Work through the entries below and report how many lines include "after". The number alone is the answer.

[start INPUT]

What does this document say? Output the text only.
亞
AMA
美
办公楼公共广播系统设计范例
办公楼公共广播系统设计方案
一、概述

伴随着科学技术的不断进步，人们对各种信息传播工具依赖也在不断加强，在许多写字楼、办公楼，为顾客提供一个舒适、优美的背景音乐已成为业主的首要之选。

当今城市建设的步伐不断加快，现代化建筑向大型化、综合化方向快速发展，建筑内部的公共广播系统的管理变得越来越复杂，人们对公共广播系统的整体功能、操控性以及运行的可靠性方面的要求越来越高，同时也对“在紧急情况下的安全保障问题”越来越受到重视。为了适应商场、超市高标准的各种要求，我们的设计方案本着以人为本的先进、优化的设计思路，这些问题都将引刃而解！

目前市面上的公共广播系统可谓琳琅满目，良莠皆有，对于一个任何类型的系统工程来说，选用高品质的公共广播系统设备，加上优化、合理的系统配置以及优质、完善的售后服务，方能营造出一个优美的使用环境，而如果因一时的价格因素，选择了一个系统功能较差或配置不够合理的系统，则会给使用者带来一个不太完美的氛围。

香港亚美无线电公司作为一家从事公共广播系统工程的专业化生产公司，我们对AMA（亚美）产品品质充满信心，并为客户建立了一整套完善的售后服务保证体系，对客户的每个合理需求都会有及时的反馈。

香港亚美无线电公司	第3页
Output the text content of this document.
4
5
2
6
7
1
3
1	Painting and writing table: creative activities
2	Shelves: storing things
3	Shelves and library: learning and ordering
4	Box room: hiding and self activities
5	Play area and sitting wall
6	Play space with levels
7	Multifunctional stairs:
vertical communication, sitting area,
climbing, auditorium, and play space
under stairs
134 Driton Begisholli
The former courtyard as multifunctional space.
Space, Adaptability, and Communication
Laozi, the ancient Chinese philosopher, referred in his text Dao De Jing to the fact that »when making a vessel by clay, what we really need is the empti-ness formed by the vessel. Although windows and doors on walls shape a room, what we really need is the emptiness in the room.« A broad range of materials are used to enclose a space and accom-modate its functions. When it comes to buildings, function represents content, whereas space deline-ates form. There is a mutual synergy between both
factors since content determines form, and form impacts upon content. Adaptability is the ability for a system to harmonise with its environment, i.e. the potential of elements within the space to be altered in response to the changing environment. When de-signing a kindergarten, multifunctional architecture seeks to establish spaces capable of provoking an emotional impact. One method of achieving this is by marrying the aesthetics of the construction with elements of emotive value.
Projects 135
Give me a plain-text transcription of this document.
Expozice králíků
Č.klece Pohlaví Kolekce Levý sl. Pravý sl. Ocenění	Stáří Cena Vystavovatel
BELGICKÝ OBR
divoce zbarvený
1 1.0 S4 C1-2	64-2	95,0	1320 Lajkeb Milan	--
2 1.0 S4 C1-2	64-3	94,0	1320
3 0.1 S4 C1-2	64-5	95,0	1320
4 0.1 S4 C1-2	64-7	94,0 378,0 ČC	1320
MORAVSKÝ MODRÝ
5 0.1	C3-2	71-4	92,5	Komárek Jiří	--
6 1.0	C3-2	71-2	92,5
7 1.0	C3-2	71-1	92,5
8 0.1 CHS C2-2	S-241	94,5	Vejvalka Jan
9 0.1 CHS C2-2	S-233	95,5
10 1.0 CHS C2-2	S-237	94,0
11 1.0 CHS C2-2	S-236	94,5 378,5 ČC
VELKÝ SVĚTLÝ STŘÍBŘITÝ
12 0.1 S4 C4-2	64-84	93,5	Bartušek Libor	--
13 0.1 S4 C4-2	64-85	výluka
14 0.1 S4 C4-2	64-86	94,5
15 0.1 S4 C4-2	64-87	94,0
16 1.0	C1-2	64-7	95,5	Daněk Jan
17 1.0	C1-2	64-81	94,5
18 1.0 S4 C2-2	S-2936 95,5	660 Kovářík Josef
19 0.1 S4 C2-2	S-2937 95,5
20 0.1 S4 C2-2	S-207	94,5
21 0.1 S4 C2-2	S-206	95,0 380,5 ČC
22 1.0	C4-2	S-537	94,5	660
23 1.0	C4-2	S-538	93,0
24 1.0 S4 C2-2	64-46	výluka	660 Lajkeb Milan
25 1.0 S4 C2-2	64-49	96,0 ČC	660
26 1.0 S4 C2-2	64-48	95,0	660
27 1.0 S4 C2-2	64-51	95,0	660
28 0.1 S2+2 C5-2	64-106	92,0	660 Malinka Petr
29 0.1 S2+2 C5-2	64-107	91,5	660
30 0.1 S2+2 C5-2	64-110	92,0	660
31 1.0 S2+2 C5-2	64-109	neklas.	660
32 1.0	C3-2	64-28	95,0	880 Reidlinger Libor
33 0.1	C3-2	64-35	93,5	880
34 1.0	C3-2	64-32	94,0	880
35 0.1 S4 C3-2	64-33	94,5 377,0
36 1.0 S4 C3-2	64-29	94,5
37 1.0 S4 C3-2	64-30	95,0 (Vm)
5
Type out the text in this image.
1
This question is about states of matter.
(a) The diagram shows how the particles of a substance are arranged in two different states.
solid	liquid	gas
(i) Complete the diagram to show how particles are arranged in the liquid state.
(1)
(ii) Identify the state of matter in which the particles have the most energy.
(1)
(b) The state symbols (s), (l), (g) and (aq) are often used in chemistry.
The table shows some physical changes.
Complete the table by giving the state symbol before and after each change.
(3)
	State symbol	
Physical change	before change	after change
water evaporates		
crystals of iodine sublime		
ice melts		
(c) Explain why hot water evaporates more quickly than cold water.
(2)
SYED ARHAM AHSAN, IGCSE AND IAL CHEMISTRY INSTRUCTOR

[end INPUT]

OUTPUT OF THE EXERCISE:
2